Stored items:

---------------

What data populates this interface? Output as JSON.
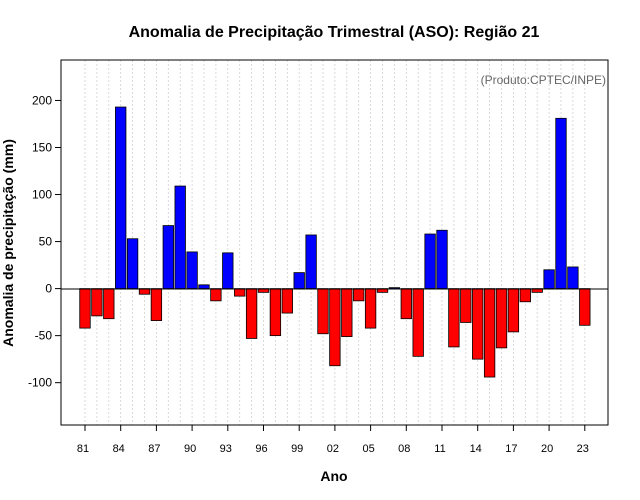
{
  "chart_data": {
    "type": "bar",
    "title": "Anomalia de Precipitação Trimestral (ASO): Região 21",
    "credit": "(Produto:CPTEC/INPE)",
    "xlabel": "Ano",
    "ylabel": "Anomalia de precipitação (mm)",
    "ylim": [
      -145,
      243
    ],
    "yticks": [
      -100,
      -50,
      0,
      50,
      100,
      150,
      200
    ],
    "ytick_labels": [
      "-100",
      "-50",
      "0",
      "50",
      "100",
      "150",
      "200"
    ],
    "xtick_labels": [
      "81",
      "84",
      "87",
      "90",
      "93",
      "96",
      "99",
      "02",
      "05",
      "08",
      "11",
      "14",
      "17",
      "20",
      "23"
    ],
    "xtick_every": 3,
    "years": [
      1981,
      1982,
      1983,
      1984,
      1985,
      1986,
      1987,
      1988,
      1989,
      1990,
      1991,
      1992,
      1993,
      1994,
      1995,
      1996,
      1997,
      1998,
      1999,
      2000,
      2001,
      2002,
      2003,
      2004,
      2005,
      2006,
      2007,
      2008,
      2009,
      2010,
      2011,
      2012,
      2013,
      2014,
      2015,
      2016,
      2017,
      2018,
      2019,
      2020,
      2021,
      2022,
      2023
    ],
    "values": [
      -42,
      -29,
      -32,
      193,
      53,
      -6,
      -34,
      67,
      109,
      39,
      4,
      -13,
      38,
      -8,
      -53,
      -4,
      -50,
      -26,
      17,
      57,
      -48,
      -82,
      -51,
      -13,
      -42,
      -4,
      1,
      -32,
      -72,
      58,
      62,
      -62,
      -36,
      -75,
      -94,
      -63,
      -46,
      -14,
      -4,
      20,
      181,
      23,
      -39
    ],
    "positive_color": "#0000ff",
    "negative_color": "#ff0000",
    "grid": true
  }
}
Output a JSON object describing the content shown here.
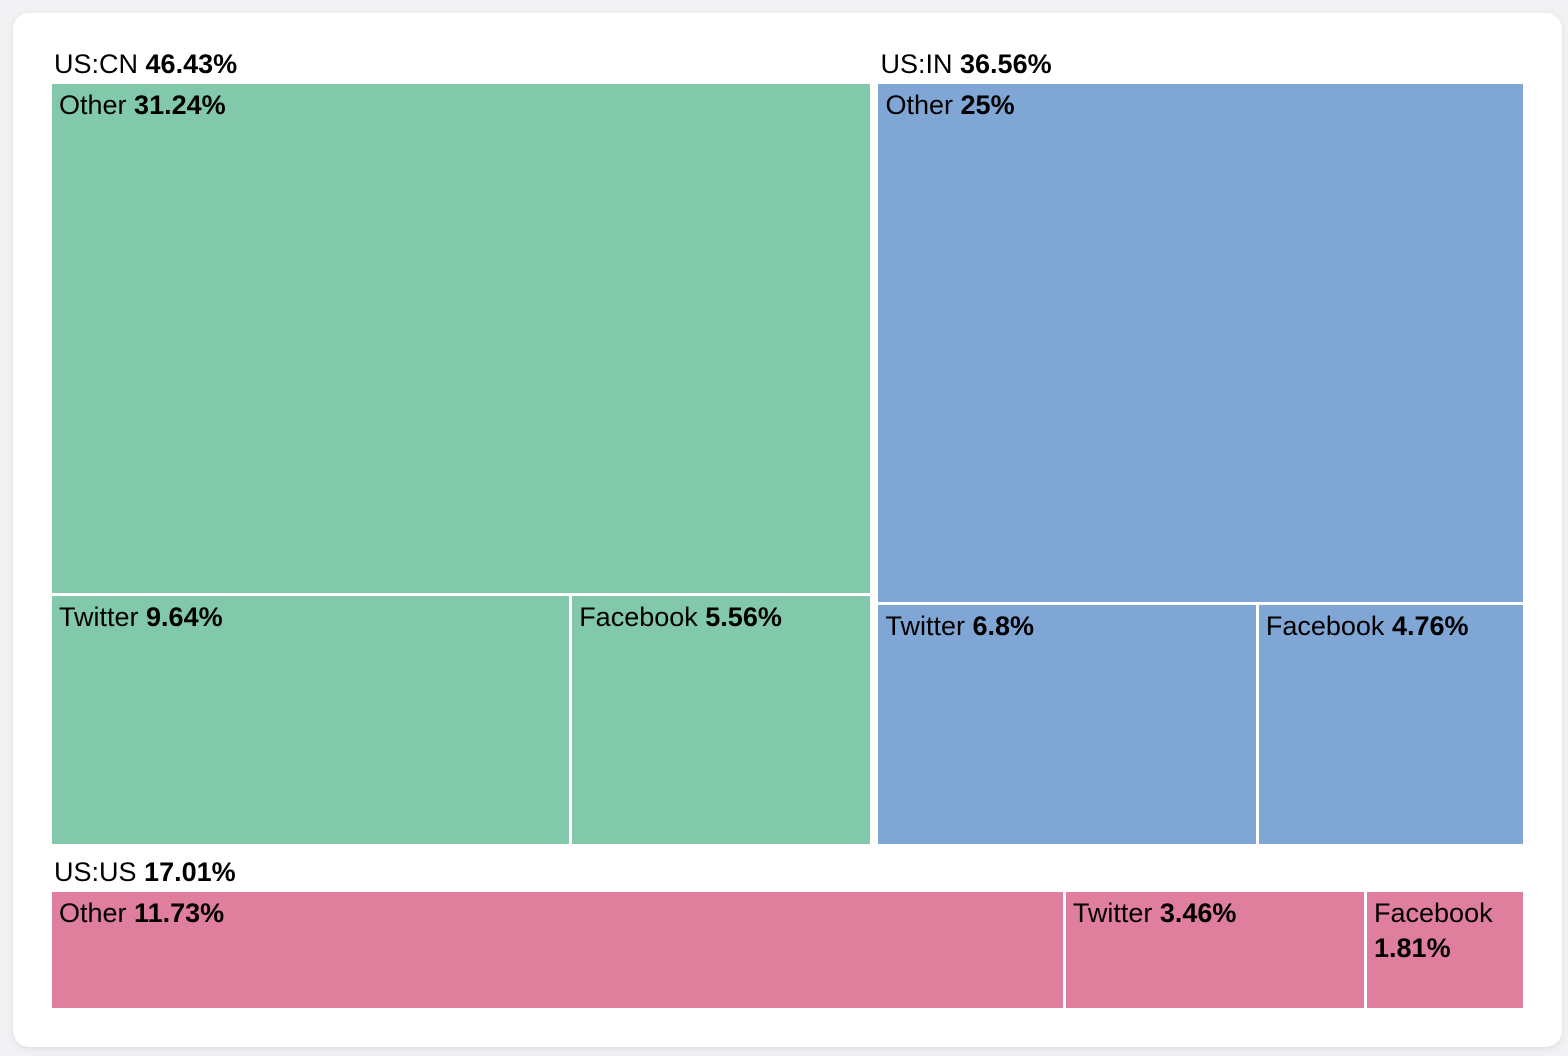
{
  "page": {
    "background_color": "#f2f2f5",
    "card_background_color": "#ffffff",
    "text_color": "#000000"
  },
  "chart_data": {
    "type": "treemap",
    "title": "",
    "value_format": "percent",
    "legend": "none",
    "layout_hints": {
      "top_row_groups": [
        "US:CN",
        "US:IN"
      ],
      "bottom_row_groups": [
        "US:US"
      ],
      "group_header_position": "above",
      "node_label_position": "top-left",
      "gap_color": "#ffffff"
    },
    "groups": [
      {
        "label": "US:CN",
        "value": 46.43,
        "value_display": "46.43%",
        "color": "#82c8aa",
        "children": [
          {
            "label": "Other",
            "value": 31.24,
            "value_display": "31.24%"
          },
          {
            "label": "Twitter",
            "value": 9.64,
            "value_display": "9.64%"
          },
          {
            "label": "Facebook",
            "value": 5.56,
            "value_display": "5.56%"
          }
        ]
      },
      {
        "label": "US:IN",
        "value": 36.56,
        "value_display": "36.56%",
        "color": "#7fa6d5",
        "children": [
          {
            "label": "Other",
            "value": 25,
            "value_display": "25%"
          },
          {
            "label": "Twitter",
            "value": 6.8,
            "value_display": "6.8%"
          },
          {
            "label": "Facebook",
            "value": 4.76,
            "value_display": "4.76%"
          }
        ]
      },
      {
        "label": "US:US",
        "value": 17.01,
        "value_display": "17.01%",
        "color": "#df7e9d",
        "children": [
          {
            "label": "Other",
            "value": 11.73,
            "value_display": "11.73%"
          },
          {
            "label": "Twitter",
            "value": 3.46,
            "value_display": "3.46%"
          },
          {
            "label": "Facebook",
            "value": 1.81,
            "value_display": "1.81%"
          }
        ]
      }
    ]
  }
}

---------------

Determine how many lines of the listing above include the word "JSON", and report that number only.

PROBLEM SOLUTION
2